Excerpt from a dataset
○ ○ ○ ○
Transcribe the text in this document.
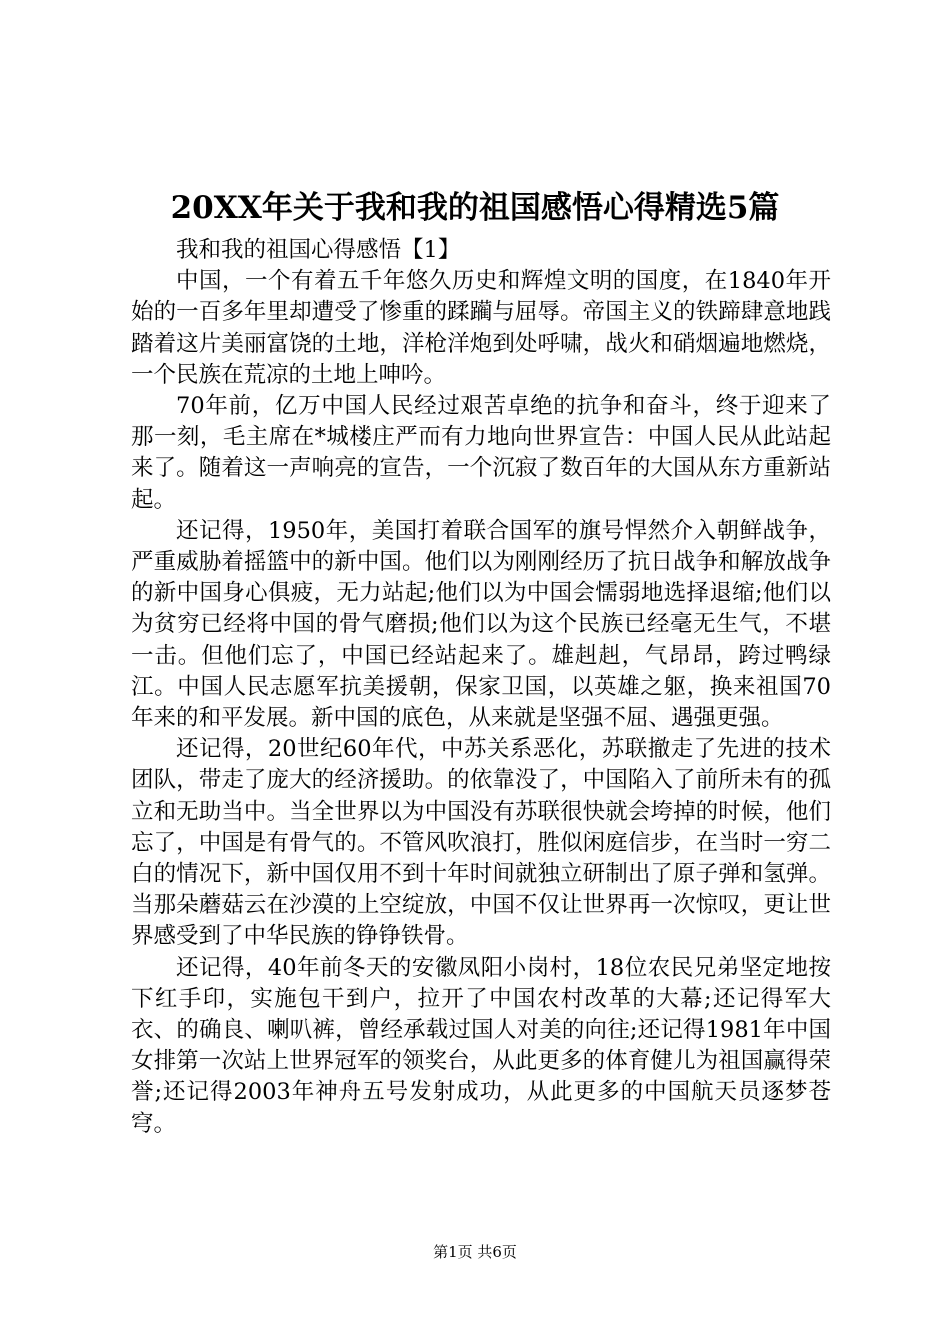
20XX年关于我和我的祖国感悟心得精选5篇

我和我的祖国心得感悟【1】

中国，一个有着五千年悠久历史和辉煌文明的国度，在1840年开始的一百多年里却遭受了惨重的蹂躏与屈辱。帝国主义的铁蹄肆意地践踏着这片美丽富饶的土地，洋枪洋炮到处呼啸，战火和硝烟遍地燃烧，一个民族在荒凉的土地上呻吟。

70年前，亿万中国人民经过艰苦卓绝的抗争和奋斗，终于迎来了那一刻，毛主席在*城楼庄严而有力地向世界宣告：中国人民从此站起来了。随着这一声响亮的宣告，一个沉寂了数百年的大国从东方重新站起。

还记得，1950年，美国打着联合国军的旗号悍然介入朝鲜战争，严重威胁着摇篮中的新中国。他们以为刚刚经历了抗日战争和解放战争的新中国身心俱疲，无力站起;他们以为中国会懦弱地选择退缩;他们以为贫穷已经将中国的骨气磨损;他们以为这个民族已经毫无生气，不堪一击。但他们忘了，中国已经站起来了。雄赳赳，气昂昂，跨过鸭绿江。中国人民志愿军抗美援朝，保家卫国，以英雄之躯，换来祖国70年来的和平发展。新中国的底色，从来就是坚强不屈、遇强更强。

还记得，20世纪60年代，中苏关系恶化，苏联撤走了先进的技术团队，带走了庞大的经济援助。的依靠没了，中国陷入了前所未有的孤立和无助当中。当全世界以为中国没有苏联很快就会垮掉的时候，他们忘了，中国是有骨气的。不管风吹浪打，胜似闲庭信步，在当时一穷二白的情况下，新中国仅用不到十年时间就独立研制出了原子弹和氢弹。当那朵蘑菇云在沙漠的上空绽放，中国不仅让世界再一次惊叹，更让世界感受到了中华民族的铮铮铁骨。

还记得，40年前冬天的安徽凤阳小岗村，18位农民兄弟坚定地按下红手印，实施包干到户，拉开了中国农村改革的大幕;还记得军大衣、的确良、喇叭裤，曾经承载过国人对美的向往;还记得1981年中国女排第一次站上世界冠军的领奖台，从此更多的体育健儿为祖国赢得荣誉;还记得2003年神舟五号发射成功，从此更多的中国航天员逐梦苍穹。

第1页 共6页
○ ○ ○ ○
Problem description:
Reproduce every entry exactly, but omit each picture.

Full output:
Transcribe the text in this document.
20XX年关于我和我的祖国感悟心得精选5篇

我和我的祖国心得感悟【1】

中国，一个有着五千年悠久历史和辉煌文明的国度，在1840年开始的一百多年里却遭受了惨重的蹂躏与屈辱。帝国主义的铁蹄肆意地践踏着这片美丽富饶的土地，洋枪洋炮到处呼啸，战火和硝烟遍地燃烧，一个民族在荒凉的土地上呻吟。

70年前，亿万中国人民经过艰苦卓绝的抗争和奋斗，终于迎来了那一刻，毛主席在*城楼庄严而有力地向世界宣告：中国人民从此站起来了。随着这一声响亮的宣告，一个沉寂了数百年的大国从东方重新站起。

还记得，1950年，美国打着联合国军的旗号悍然介入朝鲜战争，严重威胁着摇篮中的新中国。他们以为刚刚经历了抗日战争和解放战争的新中国身心俱疲，无力站起;他们以为中国会懦弱地选择退缩;他们以为贫穷已经将中国的骨气磨损;他们以为这个民族已经毫无生气，不堪一击。但他们忘了，中国已经站起来了。雄赳赳，气昂昂，跨过鸭绿江。中国人民志愿军抗美援朝，保家卫国，以英雄之躯，换来祖国70年来的和平发展。新中国的底色，从来就是坚强不屈、遇强更强。

还记得，20世纪60年代，中苏关系恶化，苏联撤走了先进的技术团队，带走了庞大的经济援助。的依靠没了，中国陷入了前所未有的孤立和无助当中。当全世界以为中国没有苏联很快就会垮掉的时候，他们忘了，中国是有骨气的。不管风吹浪打，胜似闲庭信步，在当时一穷二白的情况下，新中国仅用不到十年时间就独立研制出了原子弹和氢弹。当那朵蘑菇云在沙漠的上空绽放，中国不仅让世界再一次惊叹，更让世界感受到了中华民族的铮铮铁骨。

还记得，40年前冬天的安徽凤阳小岗村，18位农民兄弟坚定地按下红手印，实施包干到户，拉开了中国农村改革的大幕;还记得军大衣、的确良、喇叭裤，曾经承载过国人对美的向往;还记得1981年中国女排第一次站上世界冠军的领奖台，从此更多的体育健儿为祖国赢得荣誉;还记得2003年神舟五号发射成功，从此更多的中国航天员逐梦苍穹。

第1页 共6页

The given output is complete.